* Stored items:
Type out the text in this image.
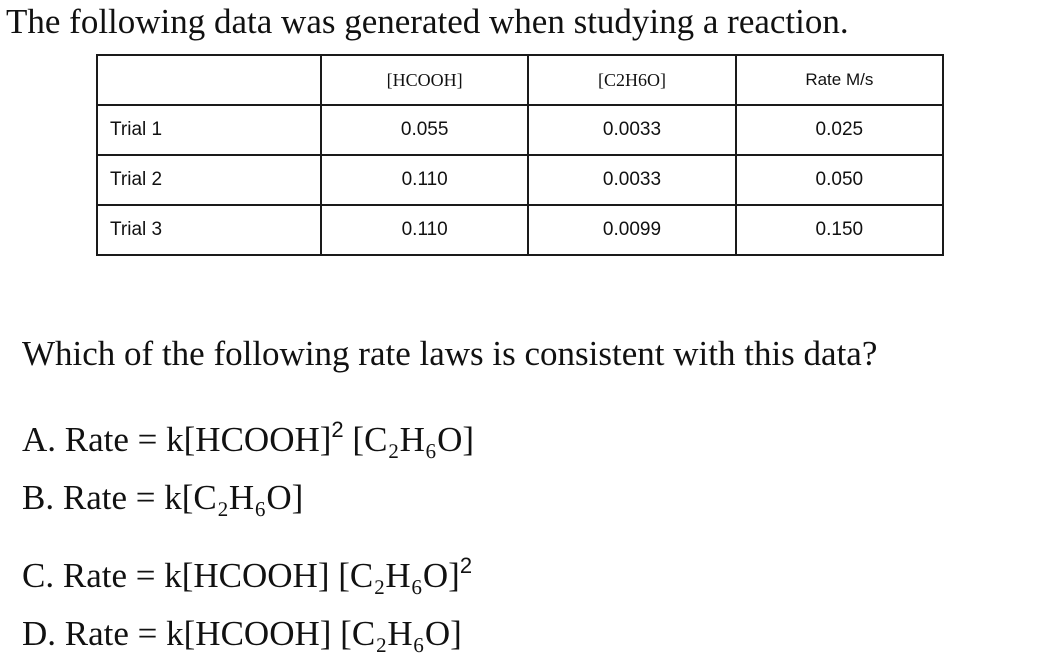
The following data was generated when studying a reaction.
	[HCOOH]	[C2H6O]	Rate M/s
Trial 1	0.055	0.0033	0.025
Trial 2	0.110	0.0033	0.050
Trial 3	0.110	0.0099	0.150
Which of the following rate laws is consistent with this data?
A. Rate = k[HCOOH]$^2$ [C₂H₆O]
B. Rate = k[C₂H₆O]
C. Rate = k[HCOOH] $[C_2H_6O]^2$
D. Rate = k[HCOOH] [C₂H₆O]
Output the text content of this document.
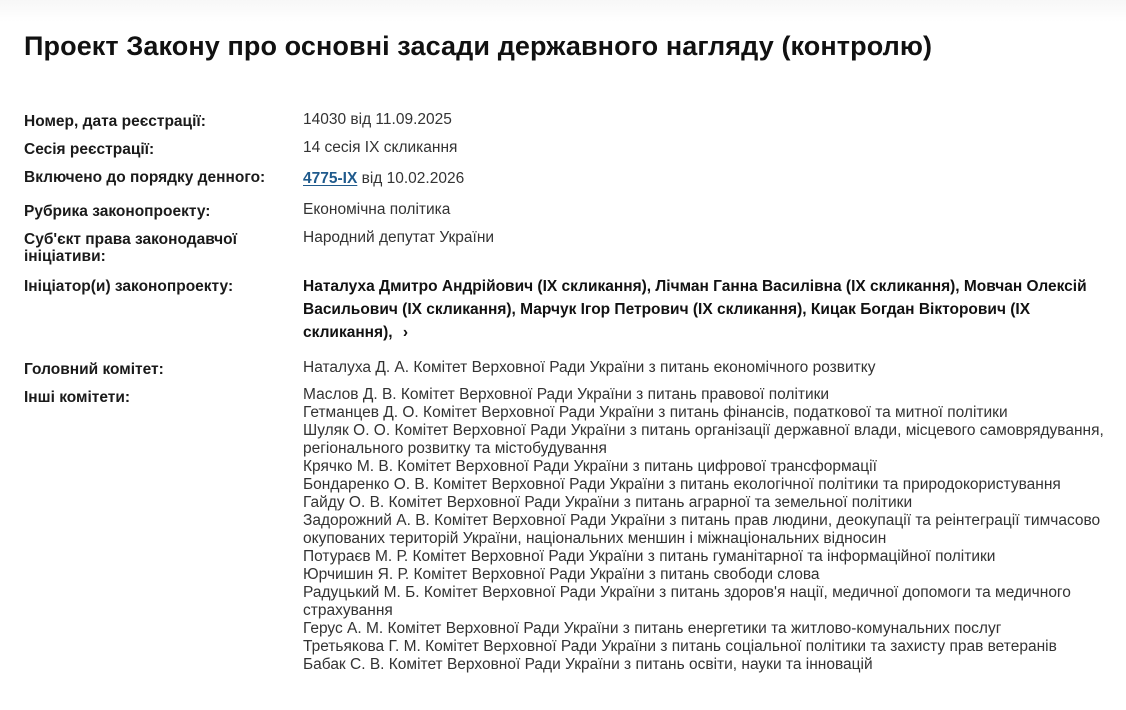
Проект Закону про основні засади державного нагляду (контролю)
Номер, дата реєстрації:	14030 від 11.09.2025
Сесія реєстрації:	14 сесія IX скликання
Включено до порядку денного: 4775-IX від 10.02.2026
Рубрика законопроекту:	Економічна політика
Суб'єкт права законодавчої
ініціативи:
Народний депутат України
Ініціатор(и) законопроекту:	Наталуха Дмитро Андрійович (IX скликання), Лічман Ганна Василівна (IX скликання), Мовчан Олексій Васильович (IX скликання), Марчук Ігор Петрович (IX скликання), Кицак Богдан Вікторович (IX скликання), ›
Головний комітет:	Наталуха Д. А. Комітет Верховної Ради України з питань економічного розвитку
Інші комітети:	Маслов Д. В. Комітет Верховної Ради України з питань правової політики
Гетманцев Д. О. Комітет Верховної Ради України з питань фінансів, податкової та митної політики
Шуляк О. О. Комітет Верховної Ради України з питань організації державної влади, місцевого самоврядування, регіонального розвитку та містобудування
Крячко М. В. Комітет Верховної Ради України з питань цифрової трансформації
Бондаренко О. В. Комітет Верховної Ради України з питань екологічної політики та природокористування
Гайду О. В. Комітет Верховної Ради України з питань аграрної та земельної політики
Задорожний А. В. Комітет Верховної Ради України з питань прав людини, деокупації та реінтеграції тимчасово окупованих територій України, національних меншин і міжнаціональних відносин
Потураєв М. Р. Комітет Верховної Ради України з питань гуманітарної та інформаційної політики
Юрчишин Я. Р. Комітет Верховної Ради України з питань свободи слова
Радуцький М. Б. Комітет Верховної Ради України з питань здоров'я нації, медичної допомоги та медичного страхування
Герус А. М. Комітет Верховної Ради України з питань енергетики та житлово-комунальних послуг
Третьякова Г. М. Комітет Верховної Ради України з питань соціальної політики та захисту прав ветеранів
Бабак С. В. Комітет Верховної Ради України з питань освіти, науки та інновацій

* WHAT THE TASK REQUIRES: From the line containing "Output the text content of this document." through the last line of the material above, write out each line exactly, leaving aside all pictures.

* RESPONSE BELOW:
Output the text content of this document.
Проект Закону про основні засади державного нагляду (контролю)
Номер, дата реєстрації:	14030 від 11.09.2025
Сесія реєстрації:	14 сесія IX скликання
Включено до порядку денного: 4775-IX від 10.02.2026
Рубрика законопроекту:	Економічна політика
Суб'єкт права законодавчої
ініціативи:
Народний депутат України
Ініціатор(и) законопроекту:	Наталуха Дмитро Андрійович (IX скликання), Лічман Ганна Василівна (IX скликання), Мовчан Олексій Васильович (IX скликання), Марчук Ігор Петрович (IX скликання), Кицак Богдан Вікторович (IX скликання), ›
Головний комітет:	Наталуха Д. А. Комітет Верховної Ради України з питань економічного розвитку
Інші комітети:	Маслов Д. В. Комітет Верховної Ради України з питань правової політики
Гетманцев Д. О. Комітет Верховної Ради України з питань фінансів, податкової та митної політики
Шуляк О. О. Комітет Верховної Ради України з питань організації державної влади, місцевого самоврядування, регіонального розвитку та містобудування
Крячко М. В. Комітет Верховної Ради України з питань цифрової трансформації
Бондаренко О. В. Комітет Верховної Ради України з питань екологічної політики та природокористування
Гайду О. В. Комітет Верховної Ради України з питань аграрної та земельної політики
Задорожний А. В. Комітет Верховної Ради України з питань прав людини, деокупації та реінтеграції тимчасово окупованих територій України, національних меншин і міжнаціональних відносин
Потураєв М. Р. Комітет Верховної Ради України з питань гуманітарної та інформаційної політики
Юрчишин Я. Р. Комітет Верховної Ради України з питань свободи слова
Радуцький М. Б. Комітет Верховної Ради України з питань здоров'я нації, медичної допомоги та медичного страхування
Герус А. М. Комітет Верховної Ради України з питань енергетики та житлово-комунальних послуг
Третьякова Г. М. Комітет Верховної Ради України з питань соціальної політики та захисту прав ветеранів
Бабак С. В. Комітет Верховної Ради України з питань освіти, науки та інновацій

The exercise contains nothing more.